## Stated problem
Output the lines that follow exactly as they are.

## Recorded information
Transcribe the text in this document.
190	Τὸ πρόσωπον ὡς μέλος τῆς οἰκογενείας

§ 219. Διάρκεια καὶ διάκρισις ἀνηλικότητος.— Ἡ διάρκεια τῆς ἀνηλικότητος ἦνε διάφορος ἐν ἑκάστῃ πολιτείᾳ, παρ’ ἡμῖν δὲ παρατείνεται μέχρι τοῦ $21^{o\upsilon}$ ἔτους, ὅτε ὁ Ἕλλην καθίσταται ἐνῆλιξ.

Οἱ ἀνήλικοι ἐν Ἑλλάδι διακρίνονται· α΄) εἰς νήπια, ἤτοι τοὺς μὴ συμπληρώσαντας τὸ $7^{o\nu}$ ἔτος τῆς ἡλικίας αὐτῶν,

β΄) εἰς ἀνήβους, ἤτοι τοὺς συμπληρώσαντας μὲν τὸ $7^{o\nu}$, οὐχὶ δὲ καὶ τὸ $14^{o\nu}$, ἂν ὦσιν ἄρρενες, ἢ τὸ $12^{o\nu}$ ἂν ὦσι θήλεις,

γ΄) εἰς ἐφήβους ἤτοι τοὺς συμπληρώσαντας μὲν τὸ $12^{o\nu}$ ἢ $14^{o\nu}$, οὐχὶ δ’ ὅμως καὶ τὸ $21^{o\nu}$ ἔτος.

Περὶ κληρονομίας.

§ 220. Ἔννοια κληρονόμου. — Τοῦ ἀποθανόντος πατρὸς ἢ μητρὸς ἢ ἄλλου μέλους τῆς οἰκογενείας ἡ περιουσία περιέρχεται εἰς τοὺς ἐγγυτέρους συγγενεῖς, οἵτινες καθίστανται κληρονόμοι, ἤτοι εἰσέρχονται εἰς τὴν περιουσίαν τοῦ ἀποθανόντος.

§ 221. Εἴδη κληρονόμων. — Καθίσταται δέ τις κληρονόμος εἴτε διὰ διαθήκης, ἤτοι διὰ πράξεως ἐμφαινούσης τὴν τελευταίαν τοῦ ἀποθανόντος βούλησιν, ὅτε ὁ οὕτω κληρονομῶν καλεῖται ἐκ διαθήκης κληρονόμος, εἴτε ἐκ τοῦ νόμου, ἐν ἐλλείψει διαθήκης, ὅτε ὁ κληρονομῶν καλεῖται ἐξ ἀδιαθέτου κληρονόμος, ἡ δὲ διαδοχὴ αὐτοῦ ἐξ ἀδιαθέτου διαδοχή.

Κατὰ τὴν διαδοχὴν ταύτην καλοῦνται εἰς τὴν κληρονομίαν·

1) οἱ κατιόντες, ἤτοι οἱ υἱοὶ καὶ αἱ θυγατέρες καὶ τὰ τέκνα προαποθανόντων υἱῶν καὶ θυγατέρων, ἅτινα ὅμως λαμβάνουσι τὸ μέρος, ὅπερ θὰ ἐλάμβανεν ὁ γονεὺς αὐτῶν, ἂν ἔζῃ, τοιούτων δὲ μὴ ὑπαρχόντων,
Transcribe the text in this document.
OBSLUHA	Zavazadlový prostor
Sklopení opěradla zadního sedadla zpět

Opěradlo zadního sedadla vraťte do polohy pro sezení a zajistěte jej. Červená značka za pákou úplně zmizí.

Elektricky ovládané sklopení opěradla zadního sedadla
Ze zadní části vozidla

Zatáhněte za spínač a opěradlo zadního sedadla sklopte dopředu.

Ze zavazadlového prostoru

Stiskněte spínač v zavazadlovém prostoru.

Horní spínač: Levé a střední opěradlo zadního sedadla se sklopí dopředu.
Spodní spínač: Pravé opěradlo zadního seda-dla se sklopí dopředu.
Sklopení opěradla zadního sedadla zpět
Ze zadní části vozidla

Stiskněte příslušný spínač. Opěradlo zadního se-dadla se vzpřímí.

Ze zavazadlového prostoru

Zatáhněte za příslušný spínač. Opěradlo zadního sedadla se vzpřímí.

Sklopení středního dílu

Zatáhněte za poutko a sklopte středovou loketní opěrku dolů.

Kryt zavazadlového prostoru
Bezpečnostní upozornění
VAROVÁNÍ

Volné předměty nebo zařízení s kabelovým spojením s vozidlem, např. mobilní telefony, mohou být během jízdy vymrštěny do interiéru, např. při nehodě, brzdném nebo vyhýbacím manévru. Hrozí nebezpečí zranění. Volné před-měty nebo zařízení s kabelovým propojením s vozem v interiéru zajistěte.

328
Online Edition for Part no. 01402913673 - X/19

## Solution to the exercise
Transcribe the text in this document.
190	Τὸ πρόσωπον ὡς μέλος τῆς οἰκογενείας

§ 219. Διάρκεια καὶ διάκρισις ἀνηλικότητος.— Ἡ διάρκεια τῆς ἀνηλικότητος ἦνε διάφορος ἐν ἑκάστῃ πολιτείᾳ, παρ’ ἡμῖν δὲ παρατείνεται μέχρι τοῦ $21^{o\upsilon}$ ἔτους, ὅτε ὁ Ἕλλην καθίσταται ἐνῆλιξ.

Οἱ ἀνήλικοι ἐν Ἑλλάδι διακρίνονται· α΄) εἰς νήπια, ἤτοι τοὺς μὴ συμπληρώσαντας τὸ $7^{o\nu}$ ἔτος τῆς ἡλικίας αὐτῶν,

β΄) εἰς ἀνήβους, ἤτοι τοὺς συμπληρώσαντας μὲν τὸ $7^{o\nu}$, οὐχὶ δὲ καὶ τὸ $14^{o\nu}$, ἂν ὦσιν ἄρρενες, ἢ τὸ $12^{o\nu}$ ἂν ὦσι θήλεις,

γ΄) εἰς ἐφήβους ἤτοι τοὺς συμπληρώσαντας μὲν τὸ $12^{o\nu}$ ἢ $14^{o\nu}$, οὐχὶ δ’ ὅμως καὶ τὸ $21^{o\nu}$ ἔτος.

Περὶ κληρονομίας.

§ 220. Ἔννοια κληρονόμου. — Τοῦ ἀποθανόντος πατρὸς ἢ μητρὸς ἢ ἄλλου μέλους τῆς οἰκογενείας ἡ περιουσία περιέρχεται εἰς τοὺς ἐγγυτέρους συγγενεῖς, οἵτινες καθίστανται κληρονόμοι, ἤτοι εἰσέρχονται εἰς τὴν περιουσίαν τοῦ ἀποθανόντος.

§ 221. Εἴδη κληρονόμων. — Καθίσταται δέ τις κληρονόμος εἴτε διὰ διαθήκης, ἤτοι διὰ πράξεως ἐμφαινούσης τὴν τελευταίαν τοῦ ἀποθανόντος βούλησιν, ὅτε ὁ οὕτω κληρονομῶν καλεῖται ἐκ διαθήκης κληρονόμος, εἴτε ἐκ τοῦ νόμου, ἐν ἐλλείψει διαθήκης, ὅτε ὁ κληρονομῶν καλεῖται ἐξ ἀδιαθέτου κληρονόμος, ἡ δὲ διαδοχὴ αὐτοῦ ἐξ ἀδιαθέτου διαδοχή.

Κατὰ τὴν διαδοχὴν ταύτην καλοῦνται εἰς τὴν κληρονομίαν·

1) οἱ κατιόντες, ἤτοι οἱ υἱοὶ καὶ αἱ θυγατέρες καὶ τὰ τέκνα προαποθανόντων υἱῶν καὶ θυγατέρων, ἅτινα ὅμως λαμβάνουσι τὸ μέρος, ὅπερ θὰ ἐλάμβανεν ὁ γονεὺς αὐτῶν, ἂν ἔζῃ, τοιούτων δὲ μὴ ὑπαρχόντων,
Transcribe the text in this document.
OBSLUHA	Zavazadlový prostor
Sklopení opěradla zadního sedadla zpět

Opěradlo zadního sedadla vraťte do polohy pro sezení a zajistěte jej. Červená značka za pákou úplně zmizí.

Elektricky ovládané sklopení opěradla zadního sedadla
Ze zadní části vozidla

Zatáhněte za spínač a opěradlo zadního sedadla sklopte dopředu.

Ze zavazadlového prostoru

Stiskněte spínač v zavazadlovém prostoru.

Horní spínač: Levé a střední opěradlo zadního sedadla se sklopí dopředu.
Spodní spínač: Pravé opěradlo zadního seda-dla se sklopí dopředu.
Sklopení opěradla zadního sedadla zpět
Ze zadní části vozidla

Stiskněte příslušný spínač. Opěradlo zadního se-dadla se vzpřímí.

Ze zavazadlového prostoru

Zatáhněte za příslušný spínač. Opěradlo zadního sedadla se vzpřímí.

Sklopení středního dílu

Zatáhněte za poutko a sklopte středovou loketní opěrku dolů.

Kryt zavazadlového prostoru
Bezpečnostní upozornění
VAROVÁNÍ

Volné předměty nebo zařízení s kabelovým spojením s vozidlem, např. mobilní telefony, mohou být během jízdy vymrštěny do interiéru, např. při nehodě, brzdném nebo vyhýbacím manévru. Hrozí nebezpečí zranění. Volné před-měty nebo zařízení s kabelovým propojením s vozem v interiéru zajistěte.

328
Online Edition for Part no. 01402913673 - X/19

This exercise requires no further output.